DIRECTIONS FOR THIS TASK - Determine the number of lines containing the word "très". Reply with it and nothing else.
========================================================================
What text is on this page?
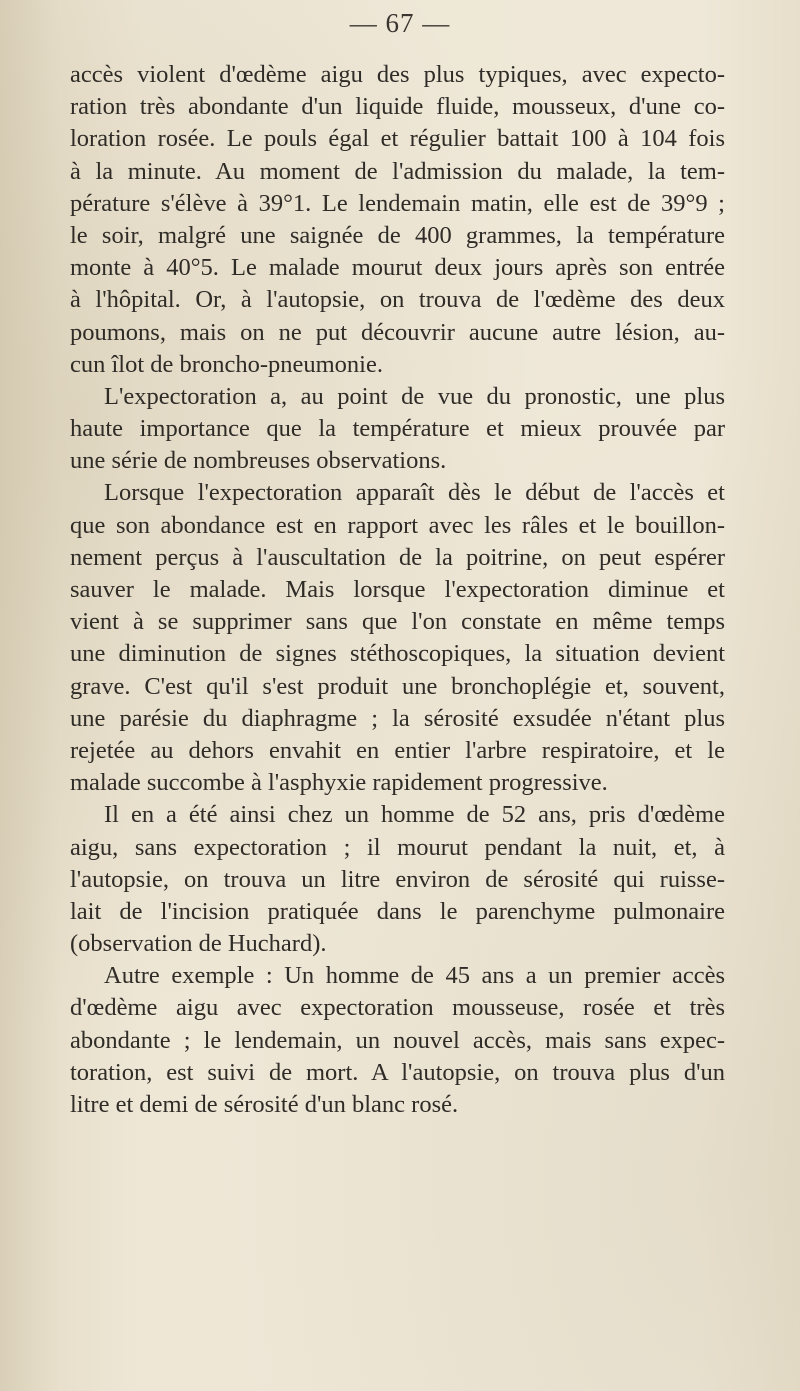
— 67 —
accès violent d'œdème aigu des plus typiques, avec expecto-
ration très abondante d'un liquide fluide, mousseux, d'une co-
loration rosée. Le pouls égal et régulier battait 100 à 104 fois
à la minute. Au moment de l'admission du malade, la tem-
pérature s'élève à 39°1. Le lendemain matin, elle est de 39°9 ;
le soir, malgré une saignée de 400 grammes, la température
monte à 40°5. Le malade mourut deux jours après son entrée
à l'hôpital. Or, à l'autopsie, on trouva de l'œdème des deux
poumons, mais on ne put découvrir aucune autre lésion, au-
cun îlot de broncho-pneumonie.
L'expectoration a, au point de vue du pronostic, une plus
haute importance que la température et mieux prouvée par
une série de nombreuses observations.
Lorsque l'expectoration apparaît dès le début de l'accès et
que son abondance est en rapport avec les râles et le bouillon-
nement perçus à l'auscultation de la poitrine, on peut espérer
sauver le malade. Mais lorsque l'expectoration diminue et
vient à se supprimer sans que l'on constate en même temps
une diminution de signes stéthoscopiques, la situation devient
grave. C'est qu'il s'est produit une bronchoplégie et, souvent,
une parésie du diaphragme ; la sérosité exsudée n'étant plus
rejetée au dehors envahit en entier l'arbre respiratoire, et le
malade succombe à l'asphyxie rapidement progressive.
Il en a été ainsi chez un homme de 52 ans, pris d'œdème
aigu, sans expectoration ; il mourut pendant la nuit, et, à
l'autopsie, on trouva un litre environ de sérosité qui ruisse-
lait de l'incision pratiquée dans le parenchyme pulmonaire
(observation de Huchard).
Autre exemple : Un homme de 45 ans a un premier accès
d'œdème aigu avec expectoration mousseuse, rosée et très
abondante ; le lendemain, un nouvel accès, mais sans expec-
toration, est suivi de mort. A l'autopsie, on trouva plus d'un
litre et demi de sérosité d'un blanc rosé.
========================================================================
WRITTEN REPLY - 2